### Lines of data
>>>

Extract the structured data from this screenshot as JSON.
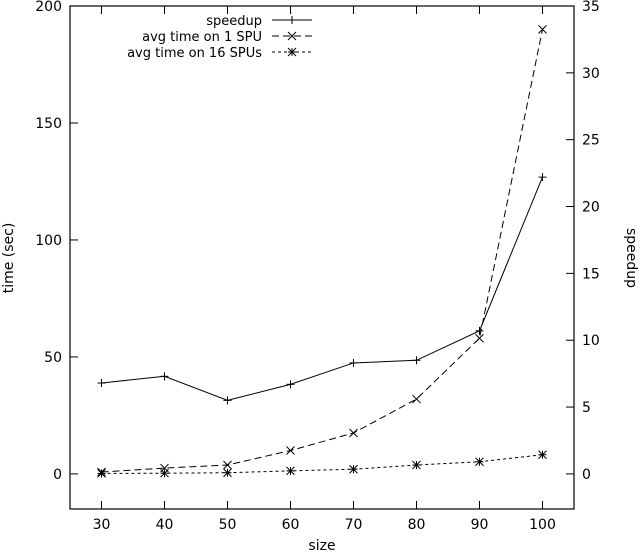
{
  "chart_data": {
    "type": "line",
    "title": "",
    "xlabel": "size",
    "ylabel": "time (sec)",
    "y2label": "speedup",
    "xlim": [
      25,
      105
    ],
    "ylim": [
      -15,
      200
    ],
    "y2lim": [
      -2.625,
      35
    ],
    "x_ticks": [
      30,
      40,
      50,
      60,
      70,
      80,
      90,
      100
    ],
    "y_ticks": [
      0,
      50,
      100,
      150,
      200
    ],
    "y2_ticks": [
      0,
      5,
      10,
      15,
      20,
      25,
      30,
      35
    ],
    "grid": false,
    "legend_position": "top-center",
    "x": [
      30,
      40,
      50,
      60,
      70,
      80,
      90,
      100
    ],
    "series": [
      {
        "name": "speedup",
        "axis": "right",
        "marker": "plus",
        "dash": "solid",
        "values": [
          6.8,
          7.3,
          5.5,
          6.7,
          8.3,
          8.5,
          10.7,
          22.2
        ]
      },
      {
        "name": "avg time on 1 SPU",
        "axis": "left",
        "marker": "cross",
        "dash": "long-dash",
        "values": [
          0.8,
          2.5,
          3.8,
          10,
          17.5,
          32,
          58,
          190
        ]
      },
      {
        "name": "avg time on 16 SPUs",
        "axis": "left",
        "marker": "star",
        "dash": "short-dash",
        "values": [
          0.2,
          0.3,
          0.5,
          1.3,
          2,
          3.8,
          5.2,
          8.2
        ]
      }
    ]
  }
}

<<<
>>>

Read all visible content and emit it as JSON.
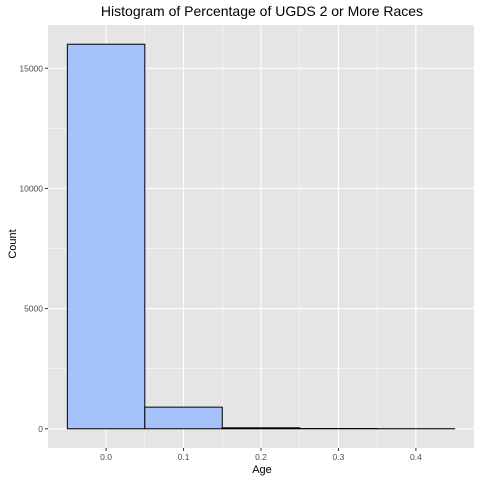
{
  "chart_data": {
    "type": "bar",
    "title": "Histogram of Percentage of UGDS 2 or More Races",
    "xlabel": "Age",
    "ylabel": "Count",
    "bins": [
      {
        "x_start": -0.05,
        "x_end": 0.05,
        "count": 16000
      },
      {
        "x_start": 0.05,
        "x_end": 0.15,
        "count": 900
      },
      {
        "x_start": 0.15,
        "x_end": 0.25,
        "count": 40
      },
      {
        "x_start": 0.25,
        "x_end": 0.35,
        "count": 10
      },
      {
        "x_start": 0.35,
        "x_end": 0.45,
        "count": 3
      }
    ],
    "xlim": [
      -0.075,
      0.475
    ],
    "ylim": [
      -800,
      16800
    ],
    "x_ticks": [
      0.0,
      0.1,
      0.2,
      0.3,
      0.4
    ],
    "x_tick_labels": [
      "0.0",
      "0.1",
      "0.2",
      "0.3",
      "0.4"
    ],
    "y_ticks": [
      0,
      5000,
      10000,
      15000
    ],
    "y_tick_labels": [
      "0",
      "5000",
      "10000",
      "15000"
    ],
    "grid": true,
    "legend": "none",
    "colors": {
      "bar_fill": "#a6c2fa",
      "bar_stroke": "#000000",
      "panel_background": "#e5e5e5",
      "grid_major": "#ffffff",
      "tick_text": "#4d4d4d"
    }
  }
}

<<<

Tell how many lines in the records above contain "dash", giving the number and no other words.

3